==== Supplied material ====

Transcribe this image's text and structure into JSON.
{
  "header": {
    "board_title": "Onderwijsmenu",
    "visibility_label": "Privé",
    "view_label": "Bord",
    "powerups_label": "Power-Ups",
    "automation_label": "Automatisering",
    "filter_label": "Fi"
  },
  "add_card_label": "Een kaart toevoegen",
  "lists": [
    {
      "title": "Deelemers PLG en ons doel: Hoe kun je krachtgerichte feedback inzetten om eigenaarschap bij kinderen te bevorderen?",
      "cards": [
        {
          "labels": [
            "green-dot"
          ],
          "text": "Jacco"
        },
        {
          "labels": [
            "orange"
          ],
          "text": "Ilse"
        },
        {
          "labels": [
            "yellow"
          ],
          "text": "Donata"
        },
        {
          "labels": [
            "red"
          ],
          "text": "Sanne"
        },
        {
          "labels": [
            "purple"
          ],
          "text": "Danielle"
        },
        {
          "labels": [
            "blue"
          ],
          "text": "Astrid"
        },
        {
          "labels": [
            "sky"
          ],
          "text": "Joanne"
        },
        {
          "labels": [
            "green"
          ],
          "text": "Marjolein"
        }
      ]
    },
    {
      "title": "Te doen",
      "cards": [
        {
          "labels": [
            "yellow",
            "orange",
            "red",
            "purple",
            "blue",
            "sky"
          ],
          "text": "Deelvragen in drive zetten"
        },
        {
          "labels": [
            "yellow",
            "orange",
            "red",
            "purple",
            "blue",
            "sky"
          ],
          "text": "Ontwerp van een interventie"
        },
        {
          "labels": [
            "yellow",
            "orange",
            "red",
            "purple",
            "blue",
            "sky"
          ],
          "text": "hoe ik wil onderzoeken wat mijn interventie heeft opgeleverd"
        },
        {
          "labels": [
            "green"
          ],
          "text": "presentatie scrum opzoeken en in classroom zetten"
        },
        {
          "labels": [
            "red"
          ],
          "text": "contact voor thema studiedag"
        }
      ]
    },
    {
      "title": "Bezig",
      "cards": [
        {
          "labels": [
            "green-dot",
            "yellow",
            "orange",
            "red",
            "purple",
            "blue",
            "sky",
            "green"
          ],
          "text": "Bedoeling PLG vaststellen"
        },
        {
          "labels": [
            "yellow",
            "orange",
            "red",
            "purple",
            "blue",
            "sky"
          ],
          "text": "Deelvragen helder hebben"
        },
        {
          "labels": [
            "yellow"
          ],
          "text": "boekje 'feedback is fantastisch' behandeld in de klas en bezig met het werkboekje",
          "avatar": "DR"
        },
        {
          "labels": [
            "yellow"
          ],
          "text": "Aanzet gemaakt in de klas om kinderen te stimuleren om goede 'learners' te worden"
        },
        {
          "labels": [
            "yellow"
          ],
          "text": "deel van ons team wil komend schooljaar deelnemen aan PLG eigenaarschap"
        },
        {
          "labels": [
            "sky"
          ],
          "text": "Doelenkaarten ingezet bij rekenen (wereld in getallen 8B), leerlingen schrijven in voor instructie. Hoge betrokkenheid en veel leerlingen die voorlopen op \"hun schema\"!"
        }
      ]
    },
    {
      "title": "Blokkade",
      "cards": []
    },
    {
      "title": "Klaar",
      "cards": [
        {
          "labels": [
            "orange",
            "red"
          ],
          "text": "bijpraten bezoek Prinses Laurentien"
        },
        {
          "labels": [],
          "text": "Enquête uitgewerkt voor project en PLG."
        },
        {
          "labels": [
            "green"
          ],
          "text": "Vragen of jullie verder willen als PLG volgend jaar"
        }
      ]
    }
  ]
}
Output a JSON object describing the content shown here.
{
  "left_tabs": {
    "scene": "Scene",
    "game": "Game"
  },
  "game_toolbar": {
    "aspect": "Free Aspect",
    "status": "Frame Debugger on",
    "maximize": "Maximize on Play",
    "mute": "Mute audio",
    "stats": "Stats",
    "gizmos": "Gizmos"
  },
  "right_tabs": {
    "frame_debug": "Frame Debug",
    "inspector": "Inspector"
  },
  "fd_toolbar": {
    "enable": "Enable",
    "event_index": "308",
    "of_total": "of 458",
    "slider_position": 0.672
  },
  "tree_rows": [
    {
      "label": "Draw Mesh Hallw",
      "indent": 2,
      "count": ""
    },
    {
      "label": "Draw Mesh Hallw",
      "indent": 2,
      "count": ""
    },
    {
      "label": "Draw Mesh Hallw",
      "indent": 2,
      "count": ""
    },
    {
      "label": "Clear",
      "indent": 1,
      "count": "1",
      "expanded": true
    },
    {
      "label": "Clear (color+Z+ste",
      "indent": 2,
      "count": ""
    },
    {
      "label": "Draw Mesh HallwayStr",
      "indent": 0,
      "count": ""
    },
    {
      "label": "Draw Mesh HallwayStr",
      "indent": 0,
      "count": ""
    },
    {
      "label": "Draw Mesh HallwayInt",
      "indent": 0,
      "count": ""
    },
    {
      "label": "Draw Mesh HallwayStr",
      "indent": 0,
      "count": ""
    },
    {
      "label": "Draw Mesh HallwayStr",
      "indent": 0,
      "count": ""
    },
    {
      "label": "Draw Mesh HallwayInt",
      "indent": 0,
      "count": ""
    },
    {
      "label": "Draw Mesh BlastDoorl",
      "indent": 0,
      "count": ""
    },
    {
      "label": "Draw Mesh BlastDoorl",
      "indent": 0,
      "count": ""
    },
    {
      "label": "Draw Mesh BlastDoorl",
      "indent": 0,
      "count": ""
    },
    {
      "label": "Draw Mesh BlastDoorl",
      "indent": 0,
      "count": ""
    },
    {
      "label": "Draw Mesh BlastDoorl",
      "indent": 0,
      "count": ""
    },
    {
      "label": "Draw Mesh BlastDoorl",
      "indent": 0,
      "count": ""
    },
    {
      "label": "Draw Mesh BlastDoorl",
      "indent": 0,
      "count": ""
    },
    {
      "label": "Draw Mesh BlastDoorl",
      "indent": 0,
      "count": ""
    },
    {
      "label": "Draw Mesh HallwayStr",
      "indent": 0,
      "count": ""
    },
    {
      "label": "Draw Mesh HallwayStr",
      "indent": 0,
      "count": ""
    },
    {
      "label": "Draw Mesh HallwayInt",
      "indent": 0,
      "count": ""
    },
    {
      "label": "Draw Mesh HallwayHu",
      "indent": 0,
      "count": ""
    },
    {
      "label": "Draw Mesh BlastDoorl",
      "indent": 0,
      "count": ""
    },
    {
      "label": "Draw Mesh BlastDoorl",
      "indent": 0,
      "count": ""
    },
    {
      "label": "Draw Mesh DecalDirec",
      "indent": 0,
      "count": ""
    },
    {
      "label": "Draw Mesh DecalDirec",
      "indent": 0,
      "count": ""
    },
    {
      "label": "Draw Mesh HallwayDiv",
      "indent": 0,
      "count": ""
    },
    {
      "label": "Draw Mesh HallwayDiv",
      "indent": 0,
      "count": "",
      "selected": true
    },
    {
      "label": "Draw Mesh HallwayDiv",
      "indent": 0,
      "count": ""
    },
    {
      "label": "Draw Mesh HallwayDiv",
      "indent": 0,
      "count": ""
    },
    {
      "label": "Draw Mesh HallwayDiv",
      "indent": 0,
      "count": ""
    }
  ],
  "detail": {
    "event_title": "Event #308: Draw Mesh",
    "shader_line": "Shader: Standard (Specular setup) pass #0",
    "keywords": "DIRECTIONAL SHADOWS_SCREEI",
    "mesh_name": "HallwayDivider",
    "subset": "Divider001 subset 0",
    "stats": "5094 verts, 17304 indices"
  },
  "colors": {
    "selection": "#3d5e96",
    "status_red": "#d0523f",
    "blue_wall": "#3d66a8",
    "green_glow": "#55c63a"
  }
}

====

Goal of the exercise:
Copy every line above in which the string "voor" shows up.

Full output:
          "text": "contact voor thema studiedag"
          "text": "Doelenkaarten ingezet bij rekenen (wereld in getallen 8B), leerlingen schrijven in voor instructie. Hoge betrokkenheid en veel leerlingen die voorlopen op \"hun schema\"!"
          "text": "Enquête uitgewerkt voor project en PLG."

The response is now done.